● Stored records
-- START --

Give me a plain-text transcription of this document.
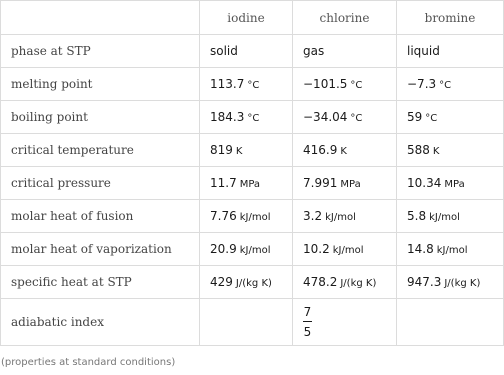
	iodine	chlorine	bromine
phase at STP	solid	gas	liquid
melting point	113.7 °C	−101.5 °C	−7.3 °C
boiling point	184.3 °C	−34.04 °C	59 °C
critical temperature	819 K	416.9 K	588 K
critical pressure	11.7 MPa	7.991 MPa	10.34 MPa
molar heat of fusion	7.76 kJ/mol	3.2 kJ/mol	5.8 kJ/mol
molar heat of vaporization	20.9 kJ/mol	10.2 kJ/mol	14.8 kJ/mol
specific heat at STP	429 J/(kg K)	478.2 J/(kg K)	947.3 J/(kg K)
adiabatic index		$\frac{7}{5}$

(properties at standard conditions)
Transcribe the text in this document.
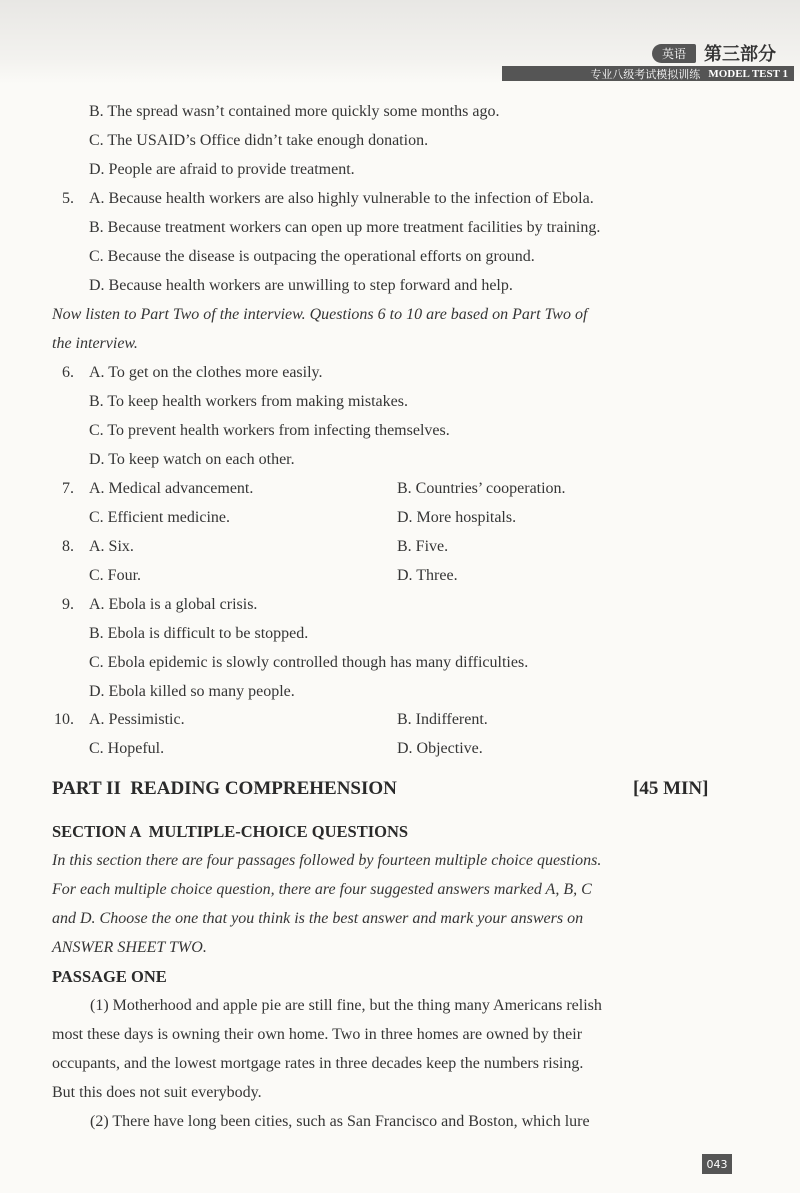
英语	第三部分
专业八级考试模拟训练 MODEL TEST 1
B. The spread wasn’t contained more quickly some months ago.
C. The USAID’s Office didn’t take enough donation.
D. People are afraid to provide treatment.
5. A. Because health workers are also highly vulnerable to the infection of Ebola.
B. Because treatment workers can open up more treatment facilities by training.
C. Because the disease is outpacing the operational efforts on ground.
D. Because health workers are unwilling to step forward and help.
Now listen to Part Two of the interview. Questions 6 to 10 are based on Part Two of
the interview.
6. A. To get on the clothes more easily.
B. To keep health workers from making mistakes.
C. To prevent health workers from infecting themselves.
D. To keep watch on each other.
7. A. Medical advancement.	B. Countries’ cooperation.
C. Efficient medicine.	D. More hospitals.
8. A. Six.	B. Five.
C. Four.	D. Three.
9. A. Ebola is a global crisis.
B. Ebola is difficult to be stopped.
C. Ebola epidemic is slowly controlled though has many difficulties.
D. Ebola killed so many people.
10. A. Pessimistic.	B. Indifferent.
C. Hopeful.	D. Objective.
PART II  READING COMPREHENSION	[45 MIN]
SECTION A  MULTIPLE-CHOICE QUESTIONS
In this section there are four passages followed by fourteen multiple choice questions.
For each multiple choice question, there are four suggested answers marked A, B, C
and D. Choose the one that you think is the best answer and mark your answers on
ANSWER SHEET TWO.
PASSAGE ONE
(1) Motherhood and apple pie are still fine, but the thing many Americans relish
most these days is owning their own home. Two in three homes are owned by their
occupants, and the lowest mortgage rates in three decades keep the numbers rising.
But this does not suit everybody.
(2) There have long been cities, such as San Francisco and Boston, which lure
043
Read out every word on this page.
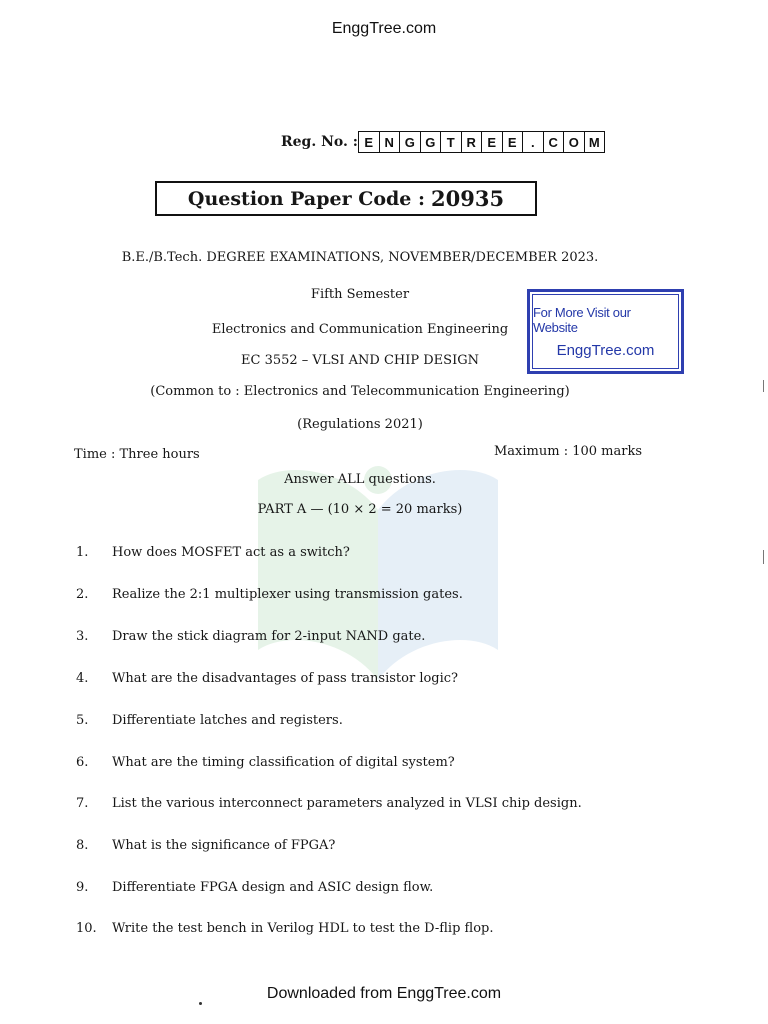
EnggTree.com
Reg. No. : E N G G T R E E	.	C O M
Question Paper Code : 20935
B.E./B.Tech. DEGREE EXAMINATIONS, NOVEMBER/DECEMBER 2023.
Fifth Semester
Electronics and Communication Engineering
EC 3552 – VLSI AND CHIP DESIGN
(Common to : Electronics and Telecommunication Engineering)
(Regulations 2021)
For More Visit our Website
EnggTree.com
Time : Three hours	Maximum : 100 marks
Answer ALL questions.
PART A — (10 × 2 = 20 marks)
1.	How does MOSFET act as a switch?
2.	Realize the 2:1 multiplexer using transmission gates.
3.	Draw the stick diagram for 2-input NAND gate.
4.	What are the disadvantages of pass transistor logic?
5.	Differentiate latches and registers.
6.	What are the timing classification of digital system?
7.	List the various interconnect parameters analyzed in VLSI chip design.
8.	What is the significance of FPGA?
9.	Differentiate FPGA design and ASIC design flow.
10.	Write the test bench in Verilog HDL to test the D-flip flop.
Downloaded from EnggTree.com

-- END --

● STATED PROBLEM
Go back to the records above and write them out exactly, without the pictures.

● REPLY TO THE EXERCISE
Give me a plain-text transcription of this document.
	iodine	chlorine	bromine
phase at STP	solid	gas	liquid
melting point	113.7 °C	−101.5 °C	−7.3 °C
boiling point	184.3 °C	−34.04 °C	59 °C
critical temperature	819 K	416.9 K	588 K
critical pressure	11.7 MPa	7.991 MPa	10.34 MPa
molar heat of fusion	7.76 kJ/mol	3.2 kJ/mol	5.8 kJ/mol
molar heat of vaporization	20.9 kJ/mol	10.2 kJ/mol	14.8 kJ/mol
specific heat at STP	429 J/(kg K)	478.2 J/(kg K)	947.3 J/(kg K)
adiabatic index		$\frac{7}{5}$

(properties at standard conditions)
Transcribe the text in this document.
英语	第三部分
专业八级考试模拟训练 MODEL TEST 1
B. The spread wasn’t contained more quickly some months ago.
C. The USAID’s Office didn’t take enough donation.
D. People are afraid to provide treatment.
5. A. Because health workers are also highly vulnerable to the infection of Ebola.
B. Because treatment workers can open up more treatment facilities by training.
C. Because the disease is outpacing the operational efforts on ground.
D. Because health workers are unwilling to step forward and help.
Now listen to Part Two of the interview. Questions 6 to 10 are based on Part Two of
the interview.
6. A. To get on the clothes more easily.
B. To keep health workers from making mistakes.
C. To prevent health workers from infecting themselves.
D. To keep watch on each other.
7. A. Medical advancement.	B. Countries’ cooperation.
C. Efficient medicine.	D. More hospitals.
8. A. Six.	B. Five.
C. Four.	D. Three.
9. A. Ebola is a global crisis.
B. Ebola is difficult to be stopped.
C. Ebola epidemic is slowly controlled though has many difficulties.
D. Ebola killed so many people.
10. A. Pessimistic.	B. Indifferent.
C. Hopeful.	D. Objective.
PART II  READING COMPREHENSION	[45 MIN]
SECTION A  MULTIPLE-CHOICE QUESTIONS
In this section there are four passages followed by fourteen multiple choice questions.
For each multiple choice question, there are four suggested answers marked A, B, C
and D. Choose the one that you think is the best answer and mark your answers on
ANSWER SHEET TWO.
PASSAGE ONE
(1) Motherhood and apple pie are still fine, but the thing many Americans relish
most these days is owning their own home. Two in three homes are owned by their
occupants, and the lowest mortgage rates in three decades keep the numbers rising.
But this does not suit everybody.
(2) There have long been cities, such as San Francisco and Boston, which lure
043
Read out every word on this page.
EnggTree.com
Reg. No. : E N G G T R E E	.	C O M
Question Paper Code : 20935
B.E./B.Tech. DEGREE EXAMINATIONS, NOVEMBER/DECEMBER 2023.
Fifth Semester
Electronics and Communication Engineering
EC 3552 – VLSI AND CHIP DESIGN
(Common to : Electronics and Telecommunication Engineering)
(Regulations 2021)
For More Visit our Website
EnggTree.com
Time : Three hours	Maximum : 100 marks
Answer ALL questions.
PART A — (10 × 2 = 20 marks)
1.	How does MOSFET act as a switch?
2.	Realize the 2:1 multiplexer using transmission gates.
3.	Draw the stick diagram for 2-input NAND gate.
4.	What are the disadvantages of pass transistor logic?
5.	Differentiate latches and registers.
6.	What are the timing classification of digital system?
7.	List the various interconnect parameters analyzed in VLSI chip design.
8.	What is the significance of FPGA?
9.	Differentiate FPGA design and ASIC design flow.
10.	Write the test bench in Verilog HDL to test the D-flip flop.
Downloaded from EnggTree.com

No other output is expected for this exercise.